* What is expected *
Leave out every picture, then transcribe the rest of the listing exactly.

* Material supplied *

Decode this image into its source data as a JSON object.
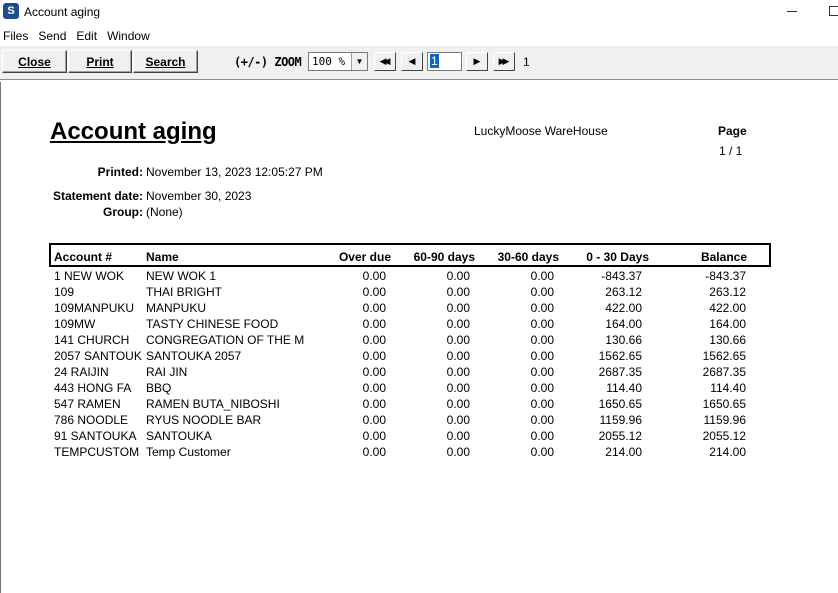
{
  "window": {
    "title": "Account aging"
  },
  "menu": [
    "Files",
    "Send",
    "Edit",
    "Window"
  ],
  "toolbar": {
    "close_label": "Close",
    "print_label": "Print",
    "search_label": "Search",
    "zoom_label": "(+/-) ZOOM",
    "zoom_value": "100 %",
    "page_input": "1",
    "page_total": "1"
  },
  "report": {
    "title": "Account aging",
    "company": "LuckyMoose WareHouse",
    "page_label": "Page",
    "page_number": "1 / 1",
    "printed_label": "Printed:",
    "printed_value": "November 13, 2023 12:05:27 PM",
    "statement_label": "Statement date:",
    "statement_value": "November 30, 2023",
    "group_label": "Group:",
    "group_value": "(None)",
    "columns": [
      "Account #",
      "Name",
      "Over due",
      "60-90 days",
      "30-60 days",
      "0 - 30 Days",
      "Balance"
    ],
    "rows": [
      [
        "1 NEW WOK",
        "NEW WOK 1",
        "0.00",
        "0.00",
        "0.00",
        "-843.37",
        "-843.37"
      ],
      [
        "109",
        "THAI BRIGHT",
        "0.00",
        "0.00",
        "0.00",
        "263.12",
        "263.12"
      ],
      [
        "109MANPUKU",
        "MANPUKU",
        "0.00",
        "0.00",
        "0.00",
        "422.00",
        "422.00"
      ],
      [
        "109MW",
        "TASTY CHINESE FOOD",
        "0.00",
        "0.00",
        "0.00",
        "164.00",
        "164.00"
      ],
      [
        "141 CHURCH",
        "CONGREGATION OF THE M",
        "0.00",
        "0.00",
        "0.00",
        "130.66",
        "130.66"
      ],
      [
        "2057 SANTOUK",
        "SANTOUKA 2057",
        "0.00",
        "0.00",
        "0.00",
        "1562.65",
        "1562.65"
      ],
      [
        "24 RAIJIN",
        "RAI JIN",
        "0.00",
        "0.00",
        "0.00",
        "2687.35",
        "2687.35"
      ],
      [
        "443 HONG FA",
        "BBQ",
        "0.00",
        "0.00",
        "0.00",
        "114.40",
        "114.40"
      ],
      [
        "547 RAMEN",
        "RAMEN BUTA_NIBOSHI",
        "0.00",
        "0.00",
        "0.00",
        "1650.65",
        "1650.65"
      ],
      [
        "786 NOODLE",
        "RYUS NOODLE BAR",
        "0.00",
        "0.00",
        "0.00",
        "1159.96",
        "1159.96"
      ],
      [
        "91 SANTOUKA",
        "SANTOUKA",
        "0.00",
        "0.00",
        "0.00",
        "2055.12",
        "2055.12"
      ],
      [
        "TEMPCUSTOM",
        "Temp Customer",
        "0.00",
        "0.00",
        "0.00",
        "214.00",
        "214.00"
      ]
    ]
  }
}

* Output for this exercise *
Decode this image into its source data as a JSON object.
{
  "window": {
    "title": "Account aging"
  },
  "menu": [
    "Files",
    "Send",
    "Edit",
    "Window"
  ],
  "toolbar": {
    "close_label": "Close",
    "print_label": "Print",
    "search_label": "Search",
    "zoom_label": "(+/-) ZOOM",
    "zoom_value": "100 %",
    "page_input": "1",
    "page_total": "1"
  },
  "report": {
    "title": "Account aging",
    "company": "LuckyMoose WareHouse",
    "page_label": "Page",
    "page_number": "1 / 1",
    "printed_label": "Printed:",
    "printed_value": "November 13, 2023 12:05:27 PM",
    "statement_label": "Statement date:",
    "statement_value": "November 30, 2023",
    "group_label": "Group:",
    "group_value": "(None)",
    "columns": [
      "Account #",
      "Name",
      "Over due",
      "60-90 days",
      "30-60 days",
      "0 - 30 Days",
      "Balance"
    ],
    "rows": [
      [
        "1 NEW WOK",
        "NEW WOK 1",
        "0.00",
        "0.00",
        "0.00",
        "-843.37",
        "-843.37"
      ],
      [
        "109",
        "THAI BRIGHT",
        "0.00",
        "0.00",
        "0.00",
        "263.12",
        "263.12"
      ],
      [
        "109MANPUKU",
        "MANPUKU",
        "0.00",
        "0.00",
        "0.00",
        "422.00",
        "422.00"
      ],
      [
        "109MW",
        "TASTY CHINESE FOOD",
        "0.00",
        "0.00",
        "0.00",
        "164.00",
        "164.00"
      ],
      [
        "141 CHURCH",
        "CONGREGATION OF THE M",
        "0.00",
        "0.00",
        "0.00",
        "130.66",
        "130.66"
      ],
      [
        "2057 SANTOUK",
        "SANTOUKA 2057",
        "0.00",
        "0.00",
        "0.00",
        "1562.65",
        "1562.65"
      ],
      [
        "24 RAIJIN",
        "RAI JIN",
        "0.00",
        "0.00",
        "0.00",
        "2687.35",
        "2687.35"
      ],
      [
        "443 HONG FA",
        "BBQ",
        "0.00",
        "0.00",
        "0.00",
        "114.40",
        "114.40"
      ],
      [
        "547 RAMEN",
        "RAMEN BUTA_NIBOSHI",
        "0.00",
        "0.00",
        "0.00",
        "1650.65",
        "1650.65"
      ],
      [
        "786 NOODLE",
        "RYUS NOODLE BAR",
        "0.00",
        "0.00",
        "0.00",
        "1159.96",
        "1159.96"
      ],
      [
        "91 SANTOUKA",
        "SANTOUKA",
        "0.00",
        "0.00",
        "0.00",
        "2055.12",
        "2055.12"
      ],
      [
        "TEMPCUSTOM",
        "Temp Customer",
        "0.00",
        "0.00",
        "0.00",
        "214.00",
        "214.00"
      ]
    ]
  }
}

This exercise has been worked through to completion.